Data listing
* * * * * * *

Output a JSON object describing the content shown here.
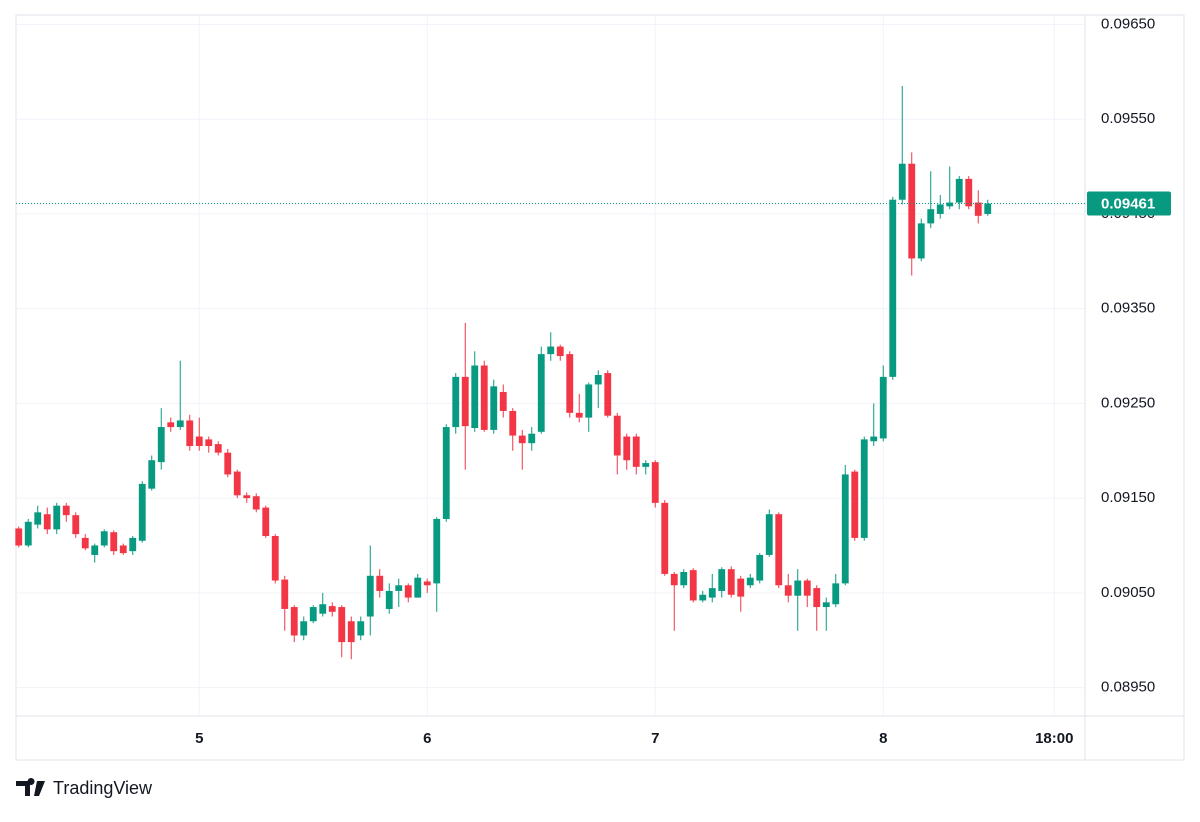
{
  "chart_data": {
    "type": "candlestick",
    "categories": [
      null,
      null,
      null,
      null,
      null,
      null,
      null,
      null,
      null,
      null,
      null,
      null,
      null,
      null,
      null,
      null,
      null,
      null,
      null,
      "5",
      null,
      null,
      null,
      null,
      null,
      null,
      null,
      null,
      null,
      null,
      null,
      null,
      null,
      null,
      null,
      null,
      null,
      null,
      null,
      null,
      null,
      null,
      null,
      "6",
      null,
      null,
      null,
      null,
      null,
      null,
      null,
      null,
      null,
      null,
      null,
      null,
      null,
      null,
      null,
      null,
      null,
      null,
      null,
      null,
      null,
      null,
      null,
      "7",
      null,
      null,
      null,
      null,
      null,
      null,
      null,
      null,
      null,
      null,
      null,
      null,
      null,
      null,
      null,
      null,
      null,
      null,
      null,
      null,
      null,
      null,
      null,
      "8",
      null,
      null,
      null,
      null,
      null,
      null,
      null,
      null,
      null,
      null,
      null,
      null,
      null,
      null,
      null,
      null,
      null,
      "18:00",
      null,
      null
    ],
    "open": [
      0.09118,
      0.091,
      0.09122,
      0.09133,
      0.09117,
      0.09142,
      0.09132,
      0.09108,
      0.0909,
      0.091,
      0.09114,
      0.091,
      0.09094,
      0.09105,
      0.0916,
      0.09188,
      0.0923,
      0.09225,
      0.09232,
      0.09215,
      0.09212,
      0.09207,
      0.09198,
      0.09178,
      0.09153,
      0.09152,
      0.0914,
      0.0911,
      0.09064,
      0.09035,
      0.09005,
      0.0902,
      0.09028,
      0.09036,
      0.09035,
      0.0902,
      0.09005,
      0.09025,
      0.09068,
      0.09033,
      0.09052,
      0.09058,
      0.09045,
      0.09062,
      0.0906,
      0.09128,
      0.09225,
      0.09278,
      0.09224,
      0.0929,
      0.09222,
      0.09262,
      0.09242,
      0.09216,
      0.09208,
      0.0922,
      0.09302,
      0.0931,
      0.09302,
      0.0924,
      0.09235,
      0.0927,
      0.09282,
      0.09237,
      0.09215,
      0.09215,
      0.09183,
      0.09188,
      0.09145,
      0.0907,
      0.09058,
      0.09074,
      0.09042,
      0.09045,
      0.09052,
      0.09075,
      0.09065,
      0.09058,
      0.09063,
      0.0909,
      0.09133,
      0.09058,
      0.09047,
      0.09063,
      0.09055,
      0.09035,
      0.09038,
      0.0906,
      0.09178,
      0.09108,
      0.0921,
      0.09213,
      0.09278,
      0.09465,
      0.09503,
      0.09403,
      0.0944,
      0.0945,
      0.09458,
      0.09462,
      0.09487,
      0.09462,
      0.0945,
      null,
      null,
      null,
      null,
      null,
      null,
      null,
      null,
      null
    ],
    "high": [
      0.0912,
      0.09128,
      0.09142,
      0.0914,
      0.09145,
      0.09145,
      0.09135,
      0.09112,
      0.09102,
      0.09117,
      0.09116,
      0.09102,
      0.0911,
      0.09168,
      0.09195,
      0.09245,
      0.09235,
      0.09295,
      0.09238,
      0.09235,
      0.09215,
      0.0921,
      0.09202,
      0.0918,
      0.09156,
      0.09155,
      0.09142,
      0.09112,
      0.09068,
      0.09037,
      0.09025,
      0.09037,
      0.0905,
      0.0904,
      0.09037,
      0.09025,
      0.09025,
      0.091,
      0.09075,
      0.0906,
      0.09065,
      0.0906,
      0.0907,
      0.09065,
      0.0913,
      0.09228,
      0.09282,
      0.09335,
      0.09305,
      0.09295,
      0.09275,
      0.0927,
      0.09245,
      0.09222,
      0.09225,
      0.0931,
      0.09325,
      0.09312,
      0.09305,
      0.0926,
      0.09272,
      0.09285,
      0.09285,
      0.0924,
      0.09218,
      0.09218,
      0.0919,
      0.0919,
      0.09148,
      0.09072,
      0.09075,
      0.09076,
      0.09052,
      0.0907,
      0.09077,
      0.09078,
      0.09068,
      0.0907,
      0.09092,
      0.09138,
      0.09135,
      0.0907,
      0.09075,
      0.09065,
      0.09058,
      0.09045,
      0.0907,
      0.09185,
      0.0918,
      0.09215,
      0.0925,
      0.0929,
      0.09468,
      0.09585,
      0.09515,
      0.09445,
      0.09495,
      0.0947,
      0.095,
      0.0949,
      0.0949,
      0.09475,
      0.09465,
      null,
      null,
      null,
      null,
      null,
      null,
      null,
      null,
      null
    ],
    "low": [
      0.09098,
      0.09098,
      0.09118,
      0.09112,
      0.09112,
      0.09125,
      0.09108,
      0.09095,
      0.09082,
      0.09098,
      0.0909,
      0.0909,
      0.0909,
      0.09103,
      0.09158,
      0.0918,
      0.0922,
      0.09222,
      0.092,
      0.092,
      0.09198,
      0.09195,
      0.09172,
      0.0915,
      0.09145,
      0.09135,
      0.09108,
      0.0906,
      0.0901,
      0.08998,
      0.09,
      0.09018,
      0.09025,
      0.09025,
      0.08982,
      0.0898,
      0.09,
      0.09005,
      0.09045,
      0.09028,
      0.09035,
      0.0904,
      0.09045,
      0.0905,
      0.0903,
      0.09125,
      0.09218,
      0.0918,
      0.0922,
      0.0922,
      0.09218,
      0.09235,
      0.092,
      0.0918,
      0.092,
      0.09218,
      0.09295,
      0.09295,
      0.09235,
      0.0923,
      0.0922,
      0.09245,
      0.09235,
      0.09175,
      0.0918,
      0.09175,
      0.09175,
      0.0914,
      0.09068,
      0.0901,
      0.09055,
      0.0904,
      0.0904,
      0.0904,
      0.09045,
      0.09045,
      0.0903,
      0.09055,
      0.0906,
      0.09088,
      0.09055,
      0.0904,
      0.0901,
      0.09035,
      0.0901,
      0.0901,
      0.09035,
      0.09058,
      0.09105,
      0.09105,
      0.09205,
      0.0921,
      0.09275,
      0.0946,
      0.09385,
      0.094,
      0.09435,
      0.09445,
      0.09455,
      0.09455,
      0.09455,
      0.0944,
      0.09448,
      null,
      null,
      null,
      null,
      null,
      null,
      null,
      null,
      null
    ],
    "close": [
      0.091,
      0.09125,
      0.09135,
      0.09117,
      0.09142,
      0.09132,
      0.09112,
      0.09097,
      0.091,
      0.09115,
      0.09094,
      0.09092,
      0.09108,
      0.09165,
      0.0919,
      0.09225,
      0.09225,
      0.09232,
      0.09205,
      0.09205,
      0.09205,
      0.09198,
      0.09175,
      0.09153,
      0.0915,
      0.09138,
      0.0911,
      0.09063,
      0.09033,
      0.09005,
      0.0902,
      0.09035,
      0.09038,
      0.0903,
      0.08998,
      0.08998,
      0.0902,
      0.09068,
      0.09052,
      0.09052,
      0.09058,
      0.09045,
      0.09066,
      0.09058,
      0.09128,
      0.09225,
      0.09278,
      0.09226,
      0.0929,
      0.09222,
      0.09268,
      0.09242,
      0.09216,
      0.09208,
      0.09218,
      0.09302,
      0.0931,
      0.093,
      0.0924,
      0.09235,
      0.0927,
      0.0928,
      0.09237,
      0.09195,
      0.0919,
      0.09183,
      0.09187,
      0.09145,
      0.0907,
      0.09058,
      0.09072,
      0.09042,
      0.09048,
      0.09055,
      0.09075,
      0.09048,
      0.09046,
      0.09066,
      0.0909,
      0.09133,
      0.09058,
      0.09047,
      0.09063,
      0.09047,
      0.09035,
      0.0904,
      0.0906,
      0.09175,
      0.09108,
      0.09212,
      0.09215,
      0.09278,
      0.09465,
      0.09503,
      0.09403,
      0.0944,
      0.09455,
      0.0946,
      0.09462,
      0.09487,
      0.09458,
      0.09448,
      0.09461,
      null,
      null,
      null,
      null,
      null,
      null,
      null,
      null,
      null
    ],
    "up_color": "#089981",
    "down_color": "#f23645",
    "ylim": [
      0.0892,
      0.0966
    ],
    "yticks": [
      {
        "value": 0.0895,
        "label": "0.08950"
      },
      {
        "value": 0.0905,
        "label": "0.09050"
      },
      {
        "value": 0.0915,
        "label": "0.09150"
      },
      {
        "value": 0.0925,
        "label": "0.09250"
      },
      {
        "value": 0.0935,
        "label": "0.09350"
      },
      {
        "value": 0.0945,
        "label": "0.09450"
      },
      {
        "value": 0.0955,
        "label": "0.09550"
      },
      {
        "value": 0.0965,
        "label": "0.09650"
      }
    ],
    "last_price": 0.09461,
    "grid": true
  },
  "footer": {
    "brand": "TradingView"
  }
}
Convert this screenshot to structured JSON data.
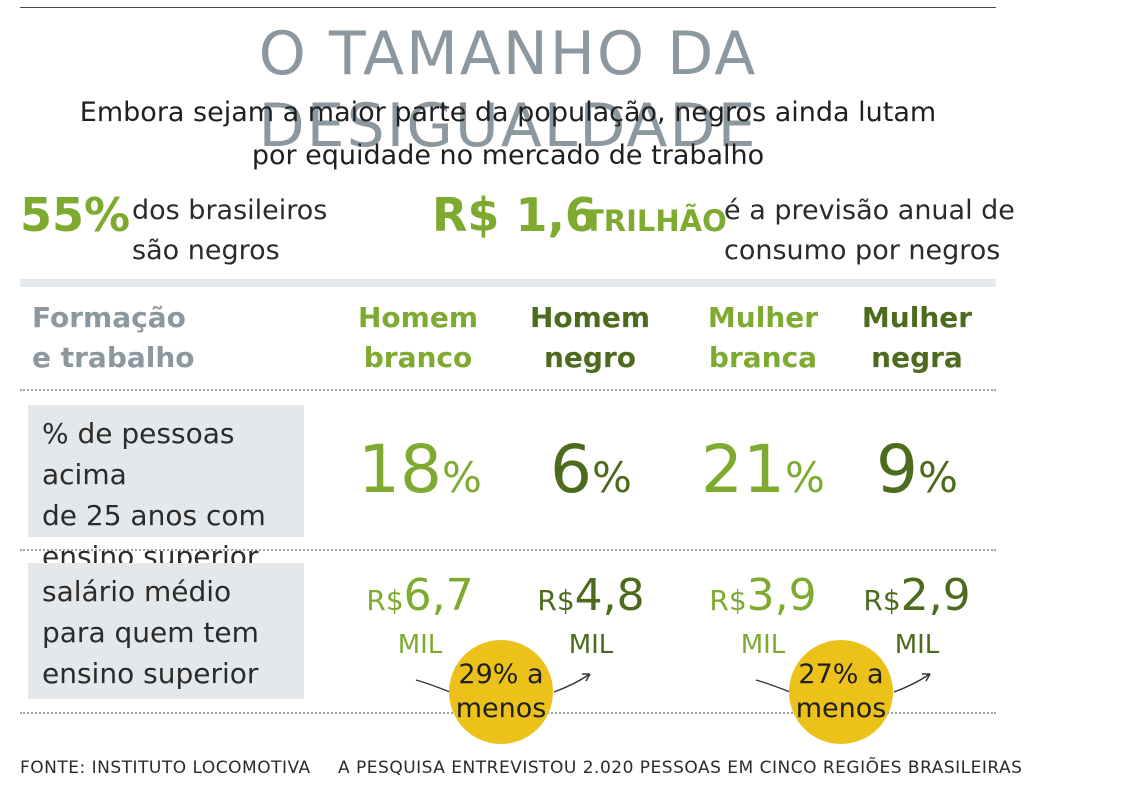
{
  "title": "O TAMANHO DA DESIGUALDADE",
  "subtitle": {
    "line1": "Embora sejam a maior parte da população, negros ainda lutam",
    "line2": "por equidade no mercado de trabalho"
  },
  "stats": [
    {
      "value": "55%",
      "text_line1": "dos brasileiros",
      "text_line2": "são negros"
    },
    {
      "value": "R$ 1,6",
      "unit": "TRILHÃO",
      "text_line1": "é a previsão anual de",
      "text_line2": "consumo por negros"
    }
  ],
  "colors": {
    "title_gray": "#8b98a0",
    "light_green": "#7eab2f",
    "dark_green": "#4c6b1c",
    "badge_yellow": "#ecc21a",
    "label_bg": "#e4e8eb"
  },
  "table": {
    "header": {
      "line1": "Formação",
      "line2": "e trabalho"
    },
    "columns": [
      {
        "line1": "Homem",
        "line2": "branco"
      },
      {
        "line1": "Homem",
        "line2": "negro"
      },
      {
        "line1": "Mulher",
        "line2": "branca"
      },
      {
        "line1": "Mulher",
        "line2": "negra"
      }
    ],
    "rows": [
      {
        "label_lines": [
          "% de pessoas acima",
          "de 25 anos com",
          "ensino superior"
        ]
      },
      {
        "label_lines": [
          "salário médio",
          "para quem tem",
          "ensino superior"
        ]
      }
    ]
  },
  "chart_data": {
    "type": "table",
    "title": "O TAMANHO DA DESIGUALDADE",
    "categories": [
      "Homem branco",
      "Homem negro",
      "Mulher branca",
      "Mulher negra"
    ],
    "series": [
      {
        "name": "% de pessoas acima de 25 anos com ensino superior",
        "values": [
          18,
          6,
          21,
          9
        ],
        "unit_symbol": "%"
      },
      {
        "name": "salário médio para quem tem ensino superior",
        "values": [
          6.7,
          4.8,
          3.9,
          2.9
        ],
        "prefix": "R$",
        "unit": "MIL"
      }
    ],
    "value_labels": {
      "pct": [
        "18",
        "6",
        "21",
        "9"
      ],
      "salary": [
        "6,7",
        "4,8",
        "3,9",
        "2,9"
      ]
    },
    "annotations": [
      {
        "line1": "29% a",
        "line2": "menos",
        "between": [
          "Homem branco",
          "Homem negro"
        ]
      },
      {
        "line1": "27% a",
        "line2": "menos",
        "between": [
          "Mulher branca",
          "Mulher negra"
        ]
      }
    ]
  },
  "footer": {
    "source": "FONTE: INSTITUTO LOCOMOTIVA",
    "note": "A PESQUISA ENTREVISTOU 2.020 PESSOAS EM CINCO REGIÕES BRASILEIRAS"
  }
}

* * * * * * *

**Aim of the exercise:** Copy every line of the data that holds the string "anos".

**Task result:**
          "de 25 anos com",
        "name": "% de pessoas acima de 25 anos com ensino superior",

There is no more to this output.